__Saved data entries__
--- --- ---

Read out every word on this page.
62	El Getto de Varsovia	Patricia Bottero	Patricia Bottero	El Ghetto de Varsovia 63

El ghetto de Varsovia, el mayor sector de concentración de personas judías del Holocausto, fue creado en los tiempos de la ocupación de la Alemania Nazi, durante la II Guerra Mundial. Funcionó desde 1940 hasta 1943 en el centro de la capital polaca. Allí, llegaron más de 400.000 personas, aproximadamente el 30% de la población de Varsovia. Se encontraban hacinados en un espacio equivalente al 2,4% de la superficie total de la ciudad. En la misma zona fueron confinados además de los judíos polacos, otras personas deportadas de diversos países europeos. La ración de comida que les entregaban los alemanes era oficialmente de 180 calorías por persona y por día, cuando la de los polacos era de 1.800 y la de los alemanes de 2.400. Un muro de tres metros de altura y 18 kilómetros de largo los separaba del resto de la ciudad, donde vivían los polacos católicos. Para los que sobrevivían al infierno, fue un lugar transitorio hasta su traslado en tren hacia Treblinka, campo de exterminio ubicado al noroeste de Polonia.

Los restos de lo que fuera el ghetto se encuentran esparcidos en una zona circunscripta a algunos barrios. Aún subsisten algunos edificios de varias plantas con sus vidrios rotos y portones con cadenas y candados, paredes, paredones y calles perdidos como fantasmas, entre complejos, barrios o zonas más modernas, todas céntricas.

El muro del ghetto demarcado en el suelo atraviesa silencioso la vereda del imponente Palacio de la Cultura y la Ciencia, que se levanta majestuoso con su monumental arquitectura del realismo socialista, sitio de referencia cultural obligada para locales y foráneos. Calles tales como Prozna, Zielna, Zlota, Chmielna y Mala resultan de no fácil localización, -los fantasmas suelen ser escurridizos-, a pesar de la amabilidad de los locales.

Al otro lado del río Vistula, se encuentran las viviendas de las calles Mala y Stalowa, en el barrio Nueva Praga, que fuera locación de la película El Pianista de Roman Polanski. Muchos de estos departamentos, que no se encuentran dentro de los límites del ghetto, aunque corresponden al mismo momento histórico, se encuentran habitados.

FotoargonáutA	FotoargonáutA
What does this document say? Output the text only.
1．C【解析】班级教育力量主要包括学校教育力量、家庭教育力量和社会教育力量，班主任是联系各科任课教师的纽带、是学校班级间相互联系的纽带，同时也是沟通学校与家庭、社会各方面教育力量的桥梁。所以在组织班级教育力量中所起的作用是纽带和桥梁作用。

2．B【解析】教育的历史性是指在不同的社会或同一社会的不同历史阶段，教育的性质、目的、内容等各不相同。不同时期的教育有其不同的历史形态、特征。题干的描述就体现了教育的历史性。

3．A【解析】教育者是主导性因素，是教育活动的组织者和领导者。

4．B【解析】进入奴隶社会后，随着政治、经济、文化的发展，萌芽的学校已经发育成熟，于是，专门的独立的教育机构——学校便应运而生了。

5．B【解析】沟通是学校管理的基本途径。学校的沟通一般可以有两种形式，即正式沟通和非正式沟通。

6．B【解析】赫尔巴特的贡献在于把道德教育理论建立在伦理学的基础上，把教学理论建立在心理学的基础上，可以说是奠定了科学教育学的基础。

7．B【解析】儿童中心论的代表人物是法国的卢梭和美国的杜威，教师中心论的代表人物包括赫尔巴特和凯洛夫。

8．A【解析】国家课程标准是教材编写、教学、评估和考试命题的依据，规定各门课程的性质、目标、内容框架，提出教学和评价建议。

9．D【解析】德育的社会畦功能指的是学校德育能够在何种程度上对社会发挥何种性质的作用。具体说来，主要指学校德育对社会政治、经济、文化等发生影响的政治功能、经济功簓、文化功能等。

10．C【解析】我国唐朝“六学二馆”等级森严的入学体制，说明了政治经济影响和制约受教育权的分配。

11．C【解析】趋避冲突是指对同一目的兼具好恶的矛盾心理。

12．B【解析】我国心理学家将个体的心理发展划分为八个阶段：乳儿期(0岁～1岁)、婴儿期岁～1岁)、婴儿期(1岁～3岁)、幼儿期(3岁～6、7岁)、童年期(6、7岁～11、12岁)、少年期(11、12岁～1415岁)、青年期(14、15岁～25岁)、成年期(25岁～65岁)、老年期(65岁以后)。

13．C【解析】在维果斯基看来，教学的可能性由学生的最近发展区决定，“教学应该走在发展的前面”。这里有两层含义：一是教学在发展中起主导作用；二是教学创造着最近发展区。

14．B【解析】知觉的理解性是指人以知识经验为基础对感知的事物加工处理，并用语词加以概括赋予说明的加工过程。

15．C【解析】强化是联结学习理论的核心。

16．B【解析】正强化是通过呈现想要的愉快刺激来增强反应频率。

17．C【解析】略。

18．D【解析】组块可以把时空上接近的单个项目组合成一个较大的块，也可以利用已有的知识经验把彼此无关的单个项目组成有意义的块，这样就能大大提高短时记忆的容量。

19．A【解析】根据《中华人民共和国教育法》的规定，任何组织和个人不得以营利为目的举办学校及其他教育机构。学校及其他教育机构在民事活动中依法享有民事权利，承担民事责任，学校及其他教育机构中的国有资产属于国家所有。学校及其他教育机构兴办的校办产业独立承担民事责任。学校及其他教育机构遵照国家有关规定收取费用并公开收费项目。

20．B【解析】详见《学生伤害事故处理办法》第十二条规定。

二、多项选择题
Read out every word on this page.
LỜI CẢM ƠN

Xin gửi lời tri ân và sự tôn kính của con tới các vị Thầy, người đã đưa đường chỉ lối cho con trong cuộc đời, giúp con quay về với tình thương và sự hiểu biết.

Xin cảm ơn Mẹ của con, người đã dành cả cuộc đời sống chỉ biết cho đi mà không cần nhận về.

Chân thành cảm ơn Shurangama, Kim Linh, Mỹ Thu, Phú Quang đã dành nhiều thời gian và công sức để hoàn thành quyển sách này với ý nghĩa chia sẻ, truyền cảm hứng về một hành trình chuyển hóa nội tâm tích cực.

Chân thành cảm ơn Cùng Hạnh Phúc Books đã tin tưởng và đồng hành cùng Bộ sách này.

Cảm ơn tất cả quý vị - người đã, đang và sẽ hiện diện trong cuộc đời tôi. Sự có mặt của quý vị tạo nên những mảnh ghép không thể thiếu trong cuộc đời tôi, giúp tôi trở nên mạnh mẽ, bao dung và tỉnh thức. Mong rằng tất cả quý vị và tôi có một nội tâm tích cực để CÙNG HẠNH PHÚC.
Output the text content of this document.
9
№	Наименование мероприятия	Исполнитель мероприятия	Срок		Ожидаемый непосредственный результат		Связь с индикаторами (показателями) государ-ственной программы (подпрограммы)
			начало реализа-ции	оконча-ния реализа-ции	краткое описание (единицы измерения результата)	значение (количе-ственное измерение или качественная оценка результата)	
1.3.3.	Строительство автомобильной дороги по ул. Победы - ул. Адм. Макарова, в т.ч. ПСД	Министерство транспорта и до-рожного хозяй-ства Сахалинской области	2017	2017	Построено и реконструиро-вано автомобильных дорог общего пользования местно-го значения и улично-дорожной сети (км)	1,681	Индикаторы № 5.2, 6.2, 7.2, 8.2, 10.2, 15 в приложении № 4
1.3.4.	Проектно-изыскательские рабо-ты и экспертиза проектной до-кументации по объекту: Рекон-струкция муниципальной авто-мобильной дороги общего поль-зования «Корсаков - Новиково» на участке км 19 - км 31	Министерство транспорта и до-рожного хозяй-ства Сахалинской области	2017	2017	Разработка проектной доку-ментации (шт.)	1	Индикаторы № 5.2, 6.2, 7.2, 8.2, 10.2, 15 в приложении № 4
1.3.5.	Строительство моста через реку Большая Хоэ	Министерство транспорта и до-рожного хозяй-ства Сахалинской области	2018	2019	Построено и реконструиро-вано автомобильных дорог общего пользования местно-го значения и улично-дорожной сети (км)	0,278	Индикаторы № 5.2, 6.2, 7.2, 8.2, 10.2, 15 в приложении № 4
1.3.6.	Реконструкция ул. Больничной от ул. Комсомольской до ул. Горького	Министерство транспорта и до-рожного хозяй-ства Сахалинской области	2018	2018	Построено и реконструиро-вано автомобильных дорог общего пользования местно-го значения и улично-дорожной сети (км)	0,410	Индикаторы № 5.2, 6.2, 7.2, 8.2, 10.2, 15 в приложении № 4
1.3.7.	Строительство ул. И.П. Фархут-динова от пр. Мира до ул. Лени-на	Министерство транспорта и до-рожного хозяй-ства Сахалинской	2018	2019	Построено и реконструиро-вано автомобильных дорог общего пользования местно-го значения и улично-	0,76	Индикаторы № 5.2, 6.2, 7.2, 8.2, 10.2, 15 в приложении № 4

--- --- ---

__What is required__
Copy down every line of the entries containing the word "this".

__Expected answer__
Read out every word on this page.
What does this document say? Output the text only.
Read out every word on this page.
Output the text content of this document.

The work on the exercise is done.